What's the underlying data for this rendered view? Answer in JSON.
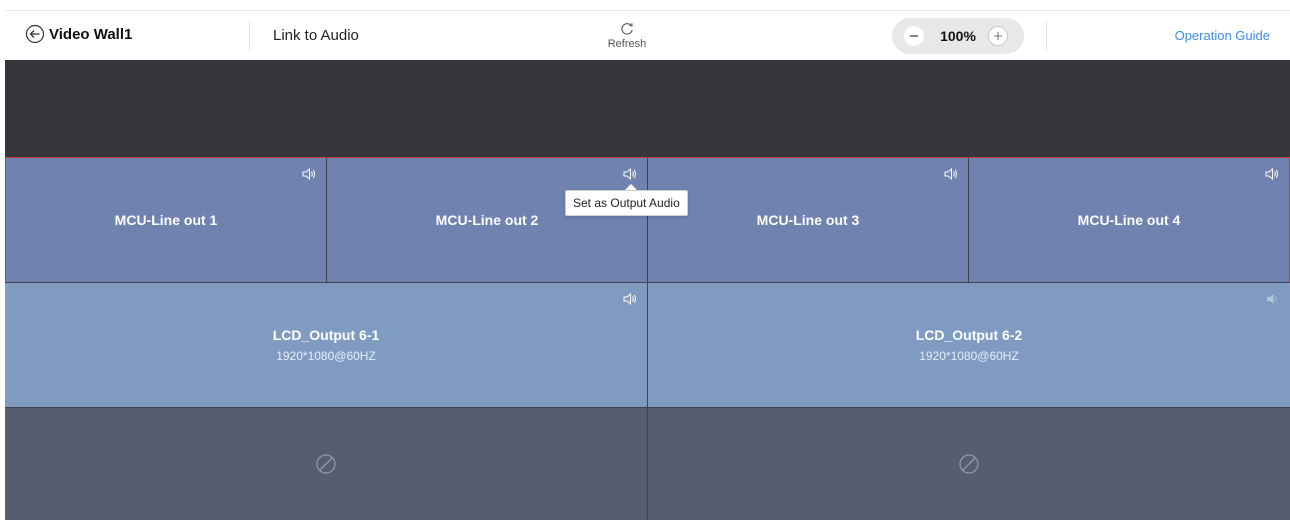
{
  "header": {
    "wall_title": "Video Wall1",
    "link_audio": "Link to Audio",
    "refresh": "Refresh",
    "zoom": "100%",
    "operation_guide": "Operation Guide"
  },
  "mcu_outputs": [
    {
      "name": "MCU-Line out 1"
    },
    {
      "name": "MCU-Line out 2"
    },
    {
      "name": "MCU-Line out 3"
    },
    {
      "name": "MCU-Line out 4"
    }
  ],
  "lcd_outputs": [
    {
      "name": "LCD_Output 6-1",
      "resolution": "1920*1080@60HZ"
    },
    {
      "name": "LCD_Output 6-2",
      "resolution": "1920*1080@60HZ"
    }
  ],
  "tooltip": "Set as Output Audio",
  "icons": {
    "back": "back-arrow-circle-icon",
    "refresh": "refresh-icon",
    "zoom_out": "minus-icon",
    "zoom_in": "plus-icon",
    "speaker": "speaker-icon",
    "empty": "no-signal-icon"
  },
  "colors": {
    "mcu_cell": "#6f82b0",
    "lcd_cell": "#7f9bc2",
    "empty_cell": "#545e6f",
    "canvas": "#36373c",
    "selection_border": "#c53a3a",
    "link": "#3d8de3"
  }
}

### Task details
Quote all the lines above exactly as given. Do not include the pictures.

### Solution for this problem
What's the underlying data for this rendered view? Answer in JSON.
{
  "header": {
    "wall_title": "Video Wall1",
    "link_audio": "Link to Audio",
    "refresh": "Refresh",
    "zoom": "100%",
    "operation_guide": "Operation Guide"
  },
  "mcu_outputs": [
    {
      "name": "MCU-Line out 1"
    },
    {
      "name": "MCU-Line out 2"
    },
    {
      "name": "MCU-Line out 3"
    },
    {
      "name": "MCU-Line out 4"
    }
  ],
  "lcd_outputs": [
    {
      "name": "LCD_Output 6-1",
      "resolution": "1920*1080@60HZ"
    },
    {
      "name": "LCD_Output 6-2",
      "resolution": "1920*1080@60HZ"
    }
  ],
  "tooltip": "Set as Output Audio",
  "icons": {
    "back": "back-arrow-circle-icon",
    "refresh": "refresh-icon",
    "zoom_out": "minus-icon",
    "zoom_in": "plus-icon",
    "speaker": "speaker-icon",
    "empty": "no-signal-icon"
  },
  "colors": {
    "mcu_cell": "#6f82b0",
    "lcd_cell": "#7f9bc2",
    "empty_cell": "#545e6f",
    "canvas": "#36373c",
    "selection_border": "#c53a3a",
    "link": "#3d8de3"
  }
}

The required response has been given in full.